*Challenge*: Pull every line containing "Manchester" from the entries.

*Records for this task*:
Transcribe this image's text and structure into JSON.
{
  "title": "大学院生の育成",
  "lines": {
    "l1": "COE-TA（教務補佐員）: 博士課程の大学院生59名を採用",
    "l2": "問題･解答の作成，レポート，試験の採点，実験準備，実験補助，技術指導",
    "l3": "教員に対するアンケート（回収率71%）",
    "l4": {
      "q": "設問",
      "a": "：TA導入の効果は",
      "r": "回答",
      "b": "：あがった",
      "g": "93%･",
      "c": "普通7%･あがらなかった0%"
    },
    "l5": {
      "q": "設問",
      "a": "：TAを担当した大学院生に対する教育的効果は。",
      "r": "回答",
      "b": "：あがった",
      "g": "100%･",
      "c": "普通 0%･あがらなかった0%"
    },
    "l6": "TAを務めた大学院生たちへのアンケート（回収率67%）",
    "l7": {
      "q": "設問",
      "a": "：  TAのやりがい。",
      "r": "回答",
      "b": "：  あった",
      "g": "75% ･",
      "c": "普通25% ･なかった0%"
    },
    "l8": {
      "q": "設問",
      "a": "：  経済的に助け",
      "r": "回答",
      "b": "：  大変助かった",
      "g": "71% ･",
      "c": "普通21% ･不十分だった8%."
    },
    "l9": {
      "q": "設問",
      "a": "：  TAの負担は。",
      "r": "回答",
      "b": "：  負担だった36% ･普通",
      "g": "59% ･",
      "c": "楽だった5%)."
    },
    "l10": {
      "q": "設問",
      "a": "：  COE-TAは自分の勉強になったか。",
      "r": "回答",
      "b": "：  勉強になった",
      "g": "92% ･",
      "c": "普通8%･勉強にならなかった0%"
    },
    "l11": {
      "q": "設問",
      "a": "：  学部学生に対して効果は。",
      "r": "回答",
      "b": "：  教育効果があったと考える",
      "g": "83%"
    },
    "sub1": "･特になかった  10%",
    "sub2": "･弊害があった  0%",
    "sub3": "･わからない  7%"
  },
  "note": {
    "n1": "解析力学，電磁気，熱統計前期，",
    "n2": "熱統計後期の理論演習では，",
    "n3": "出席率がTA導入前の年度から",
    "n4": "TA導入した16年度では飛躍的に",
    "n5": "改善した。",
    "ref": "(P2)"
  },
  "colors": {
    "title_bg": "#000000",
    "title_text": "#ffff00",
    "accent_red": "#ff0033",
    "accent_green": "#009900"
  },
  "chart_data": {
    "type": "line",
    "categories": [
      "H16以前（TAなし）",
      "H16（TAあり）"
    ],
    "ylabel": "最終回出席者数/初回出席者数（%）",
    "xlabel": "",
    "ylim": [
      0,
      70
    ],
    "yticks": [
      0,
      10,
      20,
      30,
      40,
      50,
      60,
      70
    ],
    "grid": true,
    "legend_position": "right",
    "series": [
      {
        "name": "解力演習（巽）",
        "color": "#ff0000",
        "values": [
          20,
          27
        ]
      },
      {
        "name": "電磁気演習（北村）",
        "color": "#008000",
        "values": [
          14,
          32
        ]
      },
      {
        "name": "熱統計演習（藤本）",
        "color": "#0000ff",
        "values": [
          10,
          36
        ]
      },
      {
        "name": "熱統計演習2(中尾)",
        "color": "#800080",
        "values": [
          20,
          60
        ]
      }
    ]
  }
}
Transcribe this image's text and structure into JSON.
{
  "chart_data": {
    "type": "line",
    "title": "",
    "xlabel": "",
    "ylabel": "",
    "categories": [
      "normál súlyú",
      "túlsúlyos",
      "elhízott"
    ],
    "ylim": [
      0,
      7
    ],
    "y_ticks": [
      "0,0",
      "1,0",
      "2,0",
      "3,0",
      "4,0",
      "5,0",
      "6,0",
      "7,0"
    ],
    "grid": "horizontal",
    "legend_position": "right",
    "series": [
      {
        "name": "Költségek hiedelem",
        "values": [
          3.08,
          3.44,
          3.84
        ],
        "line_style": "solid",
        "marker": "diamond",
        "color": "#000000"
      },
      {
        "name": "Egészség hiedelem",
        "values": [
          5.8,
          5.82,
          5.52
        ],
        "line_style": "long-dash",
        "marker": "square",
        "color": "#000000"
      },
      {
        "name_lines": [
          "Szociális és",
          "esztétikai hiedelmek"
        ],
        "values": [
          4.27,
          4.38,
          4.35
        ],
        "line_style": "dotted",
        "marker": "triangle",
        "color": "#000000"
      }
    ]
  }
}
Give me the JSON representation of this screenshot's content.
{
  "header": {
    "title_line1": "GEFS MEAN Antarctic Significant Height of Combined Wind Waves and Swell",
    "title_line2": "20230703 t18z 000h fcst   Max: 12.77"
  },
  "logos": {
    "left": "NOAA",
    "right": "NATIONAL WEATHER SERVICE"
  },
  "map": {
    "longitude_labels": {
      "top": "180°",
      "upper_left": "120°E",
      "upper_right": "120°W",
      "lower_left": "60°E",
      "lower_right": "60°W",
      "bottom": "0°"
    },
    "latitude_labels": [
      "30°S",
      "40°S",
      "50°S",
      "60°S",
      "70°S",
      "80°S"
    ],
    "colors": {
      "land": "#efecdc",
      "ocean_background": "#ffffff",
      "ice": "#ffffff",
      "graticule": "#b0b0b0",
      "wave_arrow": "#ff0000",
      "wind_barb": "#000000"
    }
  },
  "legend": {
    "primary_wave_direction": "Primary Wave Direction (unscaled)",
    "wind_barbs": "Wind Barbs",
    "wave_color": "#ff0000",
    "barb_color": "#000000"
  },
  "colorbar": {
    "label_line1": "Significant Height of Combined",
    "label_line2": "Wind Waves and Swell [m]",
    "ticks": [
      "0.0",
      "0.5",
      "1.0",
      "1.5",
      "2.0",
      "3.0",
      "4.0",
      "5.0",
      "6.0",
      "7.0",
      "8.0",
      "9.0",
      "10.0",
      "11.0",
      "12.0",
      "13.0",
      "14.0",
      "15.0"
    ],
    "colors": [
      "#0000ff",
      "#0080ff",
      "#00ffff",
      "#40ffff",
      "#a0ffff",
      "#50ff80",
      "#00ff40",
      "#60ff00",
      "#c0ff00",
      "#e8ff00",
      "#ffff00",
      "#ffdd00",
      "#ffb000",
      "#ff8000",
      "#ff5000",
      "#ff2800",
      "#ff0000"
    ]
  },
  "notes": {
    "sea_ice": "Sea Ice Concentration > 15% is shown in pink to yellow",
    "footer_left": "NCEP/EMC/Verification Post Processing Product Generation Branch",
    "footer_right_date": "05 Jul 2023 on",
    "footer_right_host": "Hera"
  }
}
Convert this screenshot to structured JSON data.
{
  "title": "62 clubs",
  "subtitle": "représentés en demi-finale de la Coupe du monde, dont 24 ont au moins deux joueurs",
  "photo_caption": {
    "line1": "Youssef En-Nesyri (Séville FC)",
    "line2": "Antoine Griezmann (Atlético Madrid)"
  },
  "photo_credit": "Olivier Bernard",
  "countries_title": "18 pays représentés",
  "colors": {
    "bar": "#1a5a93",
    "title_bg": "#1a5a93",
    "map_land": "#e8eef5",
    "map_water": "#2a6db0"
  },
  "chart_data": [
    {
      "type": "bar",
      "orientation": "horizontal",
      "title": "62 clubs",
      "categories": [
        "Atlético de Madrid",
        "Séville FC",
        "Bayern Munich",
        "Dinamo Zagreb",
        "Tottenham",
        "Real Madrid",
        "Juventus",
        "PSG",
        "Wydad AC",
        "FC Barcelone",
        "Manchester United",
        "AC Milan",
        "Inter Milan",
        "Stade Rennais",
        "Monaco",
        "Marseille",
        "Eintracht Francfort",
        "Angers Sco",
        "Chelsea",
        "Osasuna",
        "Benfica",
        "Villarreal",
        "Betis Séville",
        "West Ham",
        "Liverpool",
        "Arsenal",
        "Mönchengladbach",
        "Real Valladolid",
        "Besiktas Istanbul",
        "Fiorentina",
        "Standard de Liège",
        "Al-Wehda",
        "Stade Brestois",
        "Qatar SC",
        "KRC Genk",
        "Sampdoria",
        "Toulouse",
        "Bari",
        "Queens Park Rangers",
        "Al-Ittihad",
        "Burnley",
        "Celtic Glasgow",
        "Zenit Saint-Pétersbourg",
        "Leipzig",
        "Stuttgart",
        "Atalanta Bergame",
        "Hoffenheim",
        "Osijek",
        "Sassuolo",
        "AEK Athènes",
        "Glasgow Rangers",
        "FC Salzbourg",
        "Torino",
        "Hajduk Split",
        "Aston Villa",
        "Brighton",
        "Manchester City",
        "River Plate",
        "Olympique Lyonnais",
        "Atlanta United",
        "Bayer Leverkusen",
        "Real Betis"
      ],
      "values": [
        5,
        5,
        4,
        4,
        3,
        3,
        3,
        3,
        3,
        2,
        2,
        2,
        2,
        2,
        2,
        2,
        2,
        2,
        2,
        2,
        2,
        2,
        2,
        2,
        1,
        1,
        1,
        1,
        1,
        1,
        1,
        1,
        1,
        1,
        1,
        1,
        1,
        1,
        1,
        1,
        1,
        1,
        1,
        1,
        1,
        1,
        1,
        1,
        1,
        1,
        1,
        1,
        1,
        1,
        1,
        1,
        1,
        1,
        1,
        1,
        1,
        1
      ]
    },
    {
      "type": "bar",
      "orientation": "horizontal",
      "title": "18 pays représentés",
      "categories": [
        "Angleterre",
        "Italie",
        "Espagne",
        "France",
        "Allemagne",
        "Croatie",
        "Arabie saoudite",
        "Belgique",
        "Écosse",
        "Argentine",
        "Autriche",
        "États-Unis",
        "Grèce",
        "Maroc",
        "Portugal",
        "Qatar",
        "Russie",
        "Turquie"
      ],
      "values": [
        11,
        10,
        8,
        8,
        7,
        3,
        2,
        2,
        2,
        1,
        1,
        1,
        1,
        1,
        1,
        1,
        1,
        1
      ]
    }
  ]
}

*Written answer*:
        "Manchester United",
        "Manchester City",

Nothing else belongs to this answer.